» Consignes de travail
1) D'après le passage sur M. Hachémi, à quelle organisation celui-ci a-t-il fait appel pour enquêter ?
2) Recopiez le passage sur M. Hachémi entre « Rappelons qu’un mandat » et « système judiciaire indépendant. », ces deux segments compris.

» Passage extrait
──────────────────────────────
« Je jure devant Dieu que je n’ai jamais commis aucune faute impliquant du sang irakien », a-t-il déclaré lors d’une conférence de presse à Erbil au Kurdistan irakien. Il a toutefois indiqué qu’il serait prêt à être jugé si son procès avait lieu dans cette région autonome.
Rappelons qu’un mandat d’arrêt a été lancé contre lui lundi dans le cadre de lois « antiterroristes ». Certains de ses gardes du corps ont fait des aveux télévisés dans lesquels ils ont reconnu avoir commis et planifié des attentats et reçu un soutien financier du vice-président. Selon M. Hachémi, ces aveux sont montés de toutes pièces. Il en a appelé à la Ligue arabe pour enquêter. Ce membre sunnite du bloc parlementaire laïc Iraqiya s’est également dit devant la presse « étonné » des déclarations optimistes du président américain Barack Obama selon lesquelles l’Irak est devenu une démocratie, dotée d’un système judiciaire indépendant.
──────────────────────────────
» Données fournies

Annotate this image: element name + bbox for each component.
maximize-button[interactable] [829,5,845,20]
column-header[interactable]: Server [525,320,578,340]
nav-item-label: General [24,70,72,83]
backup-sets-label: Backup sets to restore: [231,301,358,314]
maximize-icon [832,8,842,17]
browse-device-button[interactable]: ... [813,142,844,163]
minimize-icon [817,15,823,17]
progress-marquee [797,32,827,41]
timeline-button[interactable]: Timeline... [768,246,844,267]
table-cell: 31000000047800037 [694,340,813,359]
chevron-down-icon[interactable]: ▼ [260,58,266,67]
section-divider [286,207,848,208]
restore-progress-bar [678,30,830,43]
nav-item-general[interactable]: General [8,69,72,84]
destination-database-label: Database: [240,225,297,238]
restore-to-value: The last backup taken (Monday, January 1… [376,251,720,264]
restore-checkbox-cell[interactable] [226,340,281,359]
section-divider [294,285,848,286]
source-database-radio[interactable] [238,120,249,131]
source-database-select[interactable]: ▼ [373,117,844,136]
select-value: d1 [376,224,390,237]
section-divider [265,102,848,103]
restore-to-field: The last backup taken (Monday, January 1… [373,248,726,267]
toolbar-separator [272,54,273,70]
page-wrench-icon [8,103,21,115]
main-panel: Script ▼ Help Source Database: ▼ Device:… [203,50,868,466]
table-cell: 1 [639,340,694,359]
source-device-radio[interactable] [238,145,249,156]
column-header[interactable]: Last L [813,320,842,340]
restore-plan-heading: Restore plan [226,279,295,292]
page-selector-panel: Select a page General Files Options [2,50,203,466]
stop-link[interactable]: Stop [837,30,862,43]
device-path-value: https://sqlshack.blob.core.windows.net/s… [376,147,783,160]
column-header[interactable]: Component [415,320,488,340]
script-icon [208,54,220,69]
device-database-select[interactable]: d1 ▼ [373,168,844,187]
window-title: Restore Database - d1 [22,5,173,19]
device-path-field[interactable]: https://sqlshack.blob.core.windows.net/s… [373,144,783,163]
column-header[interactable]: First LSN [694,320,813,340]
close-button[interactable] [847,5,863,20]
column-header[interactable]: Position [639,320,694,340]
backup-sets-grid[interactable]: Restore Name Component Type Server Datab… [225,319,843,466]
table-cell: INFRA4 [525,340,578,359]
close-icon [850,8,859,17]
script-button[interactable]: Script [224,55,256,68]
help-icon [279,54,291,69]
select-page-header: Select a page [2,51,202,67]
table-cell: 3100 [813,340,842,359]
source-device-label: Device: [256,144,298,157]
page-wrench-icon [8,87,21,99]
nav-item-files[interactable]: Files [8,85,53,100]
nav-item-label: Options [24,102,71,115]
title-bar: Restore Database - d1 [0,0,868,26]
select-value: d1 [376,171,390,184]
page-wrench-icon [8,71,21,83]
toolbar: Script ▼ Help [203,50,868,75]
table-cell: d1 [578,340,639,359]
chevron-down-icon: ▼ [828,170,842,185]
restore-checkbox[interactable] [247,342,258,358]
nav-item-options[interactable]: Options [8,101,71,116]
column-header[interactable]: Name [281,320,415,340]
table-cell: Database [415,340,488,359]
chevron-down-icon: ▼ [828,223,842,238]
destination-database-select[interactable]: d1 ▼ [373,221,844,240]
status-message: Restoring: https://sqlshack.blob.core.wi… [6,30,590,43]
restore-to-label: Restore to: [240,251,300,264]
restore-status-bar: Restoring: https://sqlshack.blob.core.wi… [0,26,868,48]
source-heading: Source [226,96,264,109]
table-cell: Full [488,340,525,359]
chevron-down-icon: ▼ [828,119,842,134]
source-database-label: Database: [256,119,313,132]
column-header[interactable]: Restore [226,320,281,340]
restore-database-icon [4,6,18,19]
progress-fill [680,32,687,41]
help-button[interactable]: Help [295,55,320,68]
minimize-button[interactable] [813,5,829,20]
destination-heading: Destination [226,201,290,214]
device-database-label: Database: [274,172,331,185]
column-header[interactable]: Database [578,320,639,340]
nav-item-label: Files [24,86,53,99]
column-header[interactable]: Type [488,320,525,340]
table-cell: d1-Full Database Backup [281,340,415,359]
──────────────────────────────
» Réponses par exercice
1) À la Ligue arabe.

2)
Rappelons qu’un mandat d’arrêt a été lancé contre lui lundi dans le cadre de lois « antiterroristes ». Certains de ses gardes du corps ont fait des aveux télévisés dans lesquels ils ont reconnu avoir commis et planifié des attentats et reçu un soutien financier du vice-président. Selon M. Hachémi, ces aveux sont montés de toutes pièces. Il en a appelé à la Ligue arabe pour enquêter. Ce membre sunnite du bloc parlementaire laïc Iraqiya s’est également dit devant la presse « étonné » des déclarations optimistes du président américain Barack Obama selon lesquelles l’Irak est devenu une démocratie, dotée d’un système judiciaire indépendant.